[Dataset entries]
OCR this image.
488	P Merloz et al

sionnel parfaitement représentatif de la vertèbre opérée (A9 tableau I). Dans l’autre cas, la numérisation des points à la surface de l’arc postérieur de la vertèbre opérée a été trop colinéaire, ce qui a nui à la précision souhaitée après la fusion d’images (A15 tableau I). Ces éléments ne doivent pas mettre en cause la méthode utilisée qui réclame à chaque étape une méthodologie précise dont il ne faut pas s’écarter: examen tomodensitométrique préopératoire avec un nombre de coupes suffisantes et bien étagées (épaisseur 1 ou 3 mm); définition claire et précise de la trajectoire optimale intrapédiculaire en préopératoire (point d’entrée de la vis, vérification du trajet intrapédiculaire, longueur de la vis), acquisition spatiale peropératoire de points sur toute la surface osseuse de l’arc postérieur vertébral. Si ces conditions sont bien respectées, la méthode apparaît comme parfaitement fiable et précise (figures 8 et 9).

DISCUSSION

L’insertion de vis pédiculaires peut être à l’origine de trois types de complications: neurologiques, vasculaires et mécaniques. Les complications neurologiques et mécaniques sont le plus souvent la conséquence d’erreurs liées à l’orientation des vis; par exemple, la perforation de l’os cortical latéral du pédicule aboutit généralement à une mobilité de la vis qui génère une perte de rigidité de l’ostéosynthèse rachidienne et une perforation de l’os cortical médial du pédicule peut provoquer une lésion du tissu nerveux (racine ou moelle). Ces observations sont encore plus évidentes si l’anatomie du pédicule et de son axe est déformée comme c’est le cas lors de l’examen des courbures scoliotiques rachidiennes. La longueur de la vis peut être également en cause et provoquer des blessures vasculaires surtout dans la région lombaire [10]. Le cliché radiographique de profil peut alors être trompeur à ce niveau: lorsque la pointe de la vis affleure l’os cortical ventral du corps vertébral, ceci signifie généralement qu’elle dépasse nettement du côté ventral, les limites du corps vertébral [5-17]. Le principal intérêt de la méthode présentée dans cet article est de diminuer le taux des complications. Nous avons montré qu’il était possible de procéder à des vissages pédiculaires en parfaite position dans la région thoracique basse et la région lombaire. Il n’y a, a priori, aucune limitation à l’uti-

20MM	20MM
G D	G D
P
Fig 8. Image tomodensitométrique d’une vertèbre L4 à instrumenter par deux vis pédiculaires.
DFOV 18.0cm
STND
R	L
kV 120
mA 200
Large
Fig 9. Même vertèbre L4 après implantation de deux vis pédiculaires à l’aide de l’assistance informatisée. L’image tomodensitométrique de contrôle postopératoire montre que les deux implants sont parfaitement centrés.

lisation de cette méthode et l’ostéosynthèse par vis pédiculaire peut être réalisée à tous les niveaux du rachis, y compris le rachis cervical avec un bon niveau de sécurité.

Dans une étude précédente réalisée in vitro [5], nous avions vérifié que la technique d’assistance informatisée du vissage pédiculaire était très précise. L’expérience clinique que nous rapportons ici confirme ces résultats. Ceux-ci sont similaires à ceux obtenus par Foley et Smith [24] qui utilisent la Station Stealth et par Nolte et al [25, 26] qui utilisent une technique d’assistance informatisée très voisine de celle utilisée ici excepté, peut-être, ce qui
==
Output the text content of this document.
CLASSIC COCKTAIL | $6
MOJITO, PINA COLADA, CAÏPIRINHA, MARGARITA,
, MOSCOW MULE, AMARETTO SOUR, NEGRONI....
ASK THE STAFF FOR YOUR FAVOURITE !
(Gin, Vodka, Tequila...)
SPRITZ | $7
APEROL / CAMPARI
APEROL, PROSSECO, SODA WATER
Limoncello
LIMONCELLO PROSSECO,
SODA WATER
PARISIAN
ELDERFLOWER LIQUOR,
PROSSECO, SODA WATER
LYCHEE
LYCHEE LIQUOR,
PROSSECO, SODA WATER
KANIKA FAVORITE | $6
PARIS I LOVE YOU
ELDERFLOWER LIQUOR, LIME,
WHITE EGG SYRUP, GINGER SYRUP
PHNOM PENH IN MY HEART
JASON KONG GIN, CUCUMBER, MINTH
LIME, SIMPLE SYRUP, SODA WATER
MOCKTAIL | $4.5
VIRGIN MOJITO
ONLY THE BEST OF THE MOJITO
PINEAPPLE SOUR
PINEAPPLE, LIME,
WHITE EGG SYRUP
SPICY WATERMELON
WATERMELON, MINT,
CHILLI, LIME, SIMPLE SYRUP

- [Exercise description]
Every line of the listing that holds "PROSSECO" should be found and copied.

- [Expected answer]
APEROL, PROSSECO, SODA WATER
LIMONCELLO PROSSECO,
PROSSECO, SODA WATER
PROSSECO, SODA WATER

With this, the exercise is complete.